- **Required task**
Copy the data precisely, character for character, and leave out every picture.

- **Data supplied**
——————————

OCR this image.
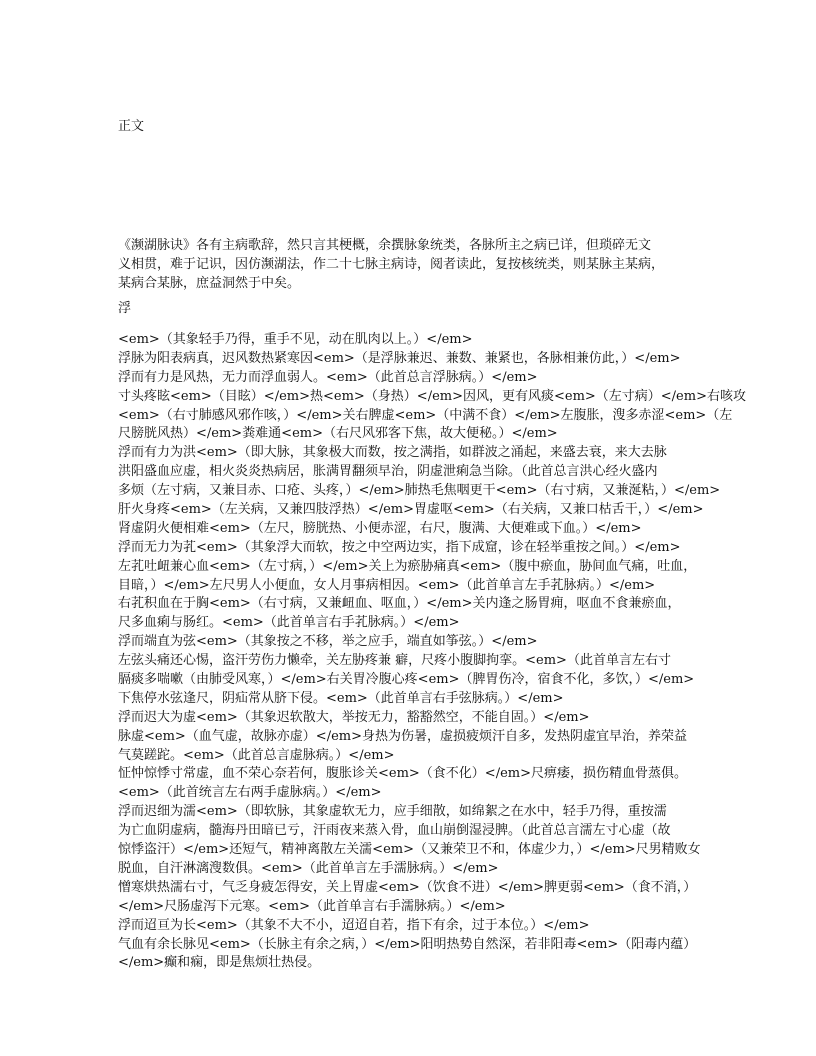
正文
《濒湖脉诀》各有主病歌辞，然只言其梗概，余撰脉象统类，各脉所主之病已详，但琐碎无文
义相贯，难于记识，因仿濒湖法，作二十七脉主病诗，阅者读此，复按核统类，则某脉主某病，
某病合某脉，庶益洞然于中矣。
浮
<em>（其象轻手乃得，重手不见，动在肌肉以上。）</em>
浮脉为阳表病真，迟风数热紧寒因<em>（是浮脉兼迟、兼数、兼紧也，各脉相兼仿此，）</em>
浮而有力是风热，无力而浮血弱人。<em>（此首总言浮脉病。）</em>
寸头疼眩<em>（目眩）</em>热<em>（身热）</em>因风，更有风痰<em>（左寸病）</em>右咳攻
<em>（右寸肺感风邪作咳，）</em>关右脾虚<em>（中满不食）</em>左腹胀，溲多赤涩<em>（左
尺膀胱风热）</em>粪难通<em>（右尺风邪客下焦，故大便秘。）</em>
浮而有力为洪<em>（即大脉，其象极大而数，按之满指，如群波之涌起，来盛去衰，来大去脉
洪阳盛血应虚，相火炎炎热病居，胀满胃翻须早治，阴虚泄痢急当除。（此首总言洪心经火盛内
多烦（左寸病，又兼目赤、口疮、头疼，）</em>肺热毛焦咽更干<em>（右寸病，又兼涎粘，）</em>
肝火身疼<em>（左关病，又兼四肢浮热）</em>胃虚呕<em>（右关病，又兼口枯舌干，）</em>
肾虚阴火便相难<em>（左尺，膀胱热、小便赤涩，右尺，腹满、大便难或下血。）</em>
浮而无力为芤<em>（其象浮大而软，按之中空两边实，指下成窟，诊在轻举重按之间。）</em>
左芤吐衄兼心血<em>（左寸病，）</em>关上为瘀胁痛真<em>（腹中瘀血，胁间血气痛，吐血，
目暗，）</em>左尺男人小便血，女人月事病相因。<em>（此首单言左手芤脉病。）</em>
右芤积血在于胸<em>（右寸病，又兼衄血、呕血，）</em>关内逢之肠胃痈，呕血不食兼瘀血，
尺多血痢与肠红。<em>（此首单言右手芤脉病。）</em>
浮而端直为弦<em>（其象按之不移，举之应手，端直如筝弦。）</em>
左弦头痛还心惕，盗汗劳伤力懒牵，关左胁疼兼 癖，尺疼小腹脚拘挛。<em>（此首单言左右寸
膈痰多喘嗽（由肺受风寒，）</em>右关胃冷腹心疼<em>（脾胃伤冷，宿食不化，多饮，）</em>
下焦停水弦逢尺，阴疝常从脐下侵。<em>（此首单言右手弦脉病。）</em>
浮而迟大为虚<em>（其象迟软散大，举按无力，豁豁然空，不能自固。）</em>
脉虚<em>（血气虚，故脉亦虚）</em>身热为伤暑，虚损疲烦汗自多，发热阴虚宜早治，养荣益
气莫蹉跎。<em>（此首总言虚脉病。）</em>
怔忡惊悸寸常虚，血不荣心奈若何，腹胀诊关<em>（食不化）</em>尺痹痿，损伤精血骨蒸俱。
<em>（此首统言左右两手虚脉病。）</em>
浮而迟细为濡<em>（即软脉，其象虚软无力，应手细散，如绵絮之在水中，轻手乃得，重按濡
为亡血阴虚病，髓海丹田暗已亏，汗雨夜来蒸入骨，血山崩倒湿浸脾。（此首总言濡左寸心虚（故
惊悸盗汗）</em>还短气，精神离散左关濡<em>（又兼荣卫不和，体虚少力，）</em>尺男精败女
脱血，自汗淋漓溲数俱。<em>（此首单言左手濡脉病。）</em>
憎寒烘热濡右寸，气乏身疲怎得安，关上胃虚<em>（饮食不进）</em>脾更弱<em>（食不消，）
</em>尺肠虚泻下元寒。<em>（此首单言右手濡脉病。）</em>
浮而迢亘为长<em>（其象不大不小，迢迢自若，指下有余，过于本位。）</em>
气血有余长脉见<em>（长脉主有余之病，）</em>阳明热势自然深，若非阳毒<em>（阳毒内蕴）
</em>癫和痫，即是焦烦壮热侵。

——————————

- **Problem solution**
OCR this image.
正文
《濒湖脉诀》各有主病歌辞，然只言其梗概，余撰脉象统类，各脉所主之病已详，但琐碎无文
义相贯，难于记识，因仿濒湖法，作二十七脉主病诗，阅者读此，复按核统类，则某脉主某病，
某病合某脉，庶益洞然于中矣。
浮
<em>（其象轻手乃得，重手不见，动在肌肉以上。）</em>
浮脉为阳表病真，迟风数热紧寒因<em>（是浮脉兼迟、兼数、兼紧也，各脉相兼仿此，）</em>
浮而有力是风热，无力而浮血弱人。<em>（此首总言浮脉病。）</em>
寸头疼眩<em>（目眩）</em>热<em>（身热）</em>因风，更有风痰<em>（左寸病）</em>右咳攻
<em>（右寸肺感风邪作咳，）</em>关右脾虚<em>（中满不食）</em>左腹胀，溲多赤涩<em>（左
尺膀胱风热）</em>粪难通<em>（右尺风邪客下焦，故大便秘。）</em>
浮而有力为洪<em>（即大脉，其象极大而数，按之满指，如群波之涌起，来盛去衰，来大去脉
洪阳盛血应虚，相火炎炎热病居，胀满胃翻须早治，阴虚泄痢急当除。（此首总言洪心经火盛内
多烦（左寸病，又兼目赤、口疮、头疼，）</em>肺热毛焦咽更干<em>（右寸病，又兼涎粘，）</em>
肝火身疼<em>（左关病，又兼四肢浮热）</em>胃虚呕<em>（右关病，又兼口枯舌干，）</em>
肾虚阴火便相难<em>（左尺，膀胱热、小便赤涩，右尺，腹满、大便难或下血。）</em>
浮而无力为芤<em>（其象浮大而软，按之中空两边实，指下成窟，诊在轻举重按之间。）</em>
左芤吐衄兼心血<em>（左寸病，）</em>关上为瘀胁痛真<em>（腹中瘀血，胁间血气痛，吐血，
目暗，）</em>左尺男人小便血，女人月事病相因。<em>（此首单言左手芤脉病。）</em>
右芤积血在于胸<em>（右寸病，又兼衄血、呕血，）</em>关内逢之肠胃痈，呕血不食兼瘀血，
尺多血痢与肠红。<em>（此首单言右手芤脉病。）</em>
浮而端直为弦<em>（其象按之不移，举之应手，端直如筝弦。）</em>
左弦头痛还心惕，盗汗劳伤力懒牵，关左胁疼兼 癖，尺疼小腹脚拘挛。<em>（此首单言左右寸
膈痰多喘嗽（由肺受风寒，）</em>右关胃冷腹心疼<em>（脾胃伤冷，宿食不化，多饮，）</em>
下焦停水弦逢尺，阴疝常从脐下侵。<em>（此首单言右手弦脉病。）</em>
浮而迟大为虚<em>（其象迟软散大，举按无力，豁豁然空，不能自固。）</em>
脉虚<em>（血气虚，故脉亦虚）</em>身热为伤暑，虚损疲烦汗自多，发热阴虚宜早治，养荣益
气莫蹉跎。<em>（此首总言虚脉病。）</em>
怔忡惊悸寸常虚，血不荣心奈若何，腹胀诊关<em>（食不化）</em>尺痹痿，损伤精血骨蒸俱。
<em>（此首统言左右两手虚脉病。）</em>
浮而迟细为濡<em>（即软脉，其象虚软无力，应手细散，如绵絮之在水中，轻手乃得，重按濡
为亡血阴虚病，髓海丹田暗已亏，汗雨夜来蒸入骨，血山崩倒湿浸脾。（此首总言濡左寸心虚（故
惊悸盗汗）</em>还短气，精神离散左关濡<em>（又兼荣卫不和，体虚少力，）</em>尺男精败女
脱血，自汗淋漓溲数俱。<em>（此首单言左手濡脉病。）</em>
憎寒烘热濡右寸，气乏身疲怎得安，关上胃虚<em>（饮食不进）</em>脾更弱<em>（食不消，）
</em>尺肠虚泻下元寒。<em>（此首单言右手濡脉病。）</em>
浮而迢亘为长<em>（其象不大不小，迢迢自若，指下有余，过于本位。）</em>
气血有余长脉见<em>（长脉主有余之病，）</em>阳明热势自然深，若非阳毒<em>（阳毒内蕴）
</em>癫和痫，即是焦烦壮热侵。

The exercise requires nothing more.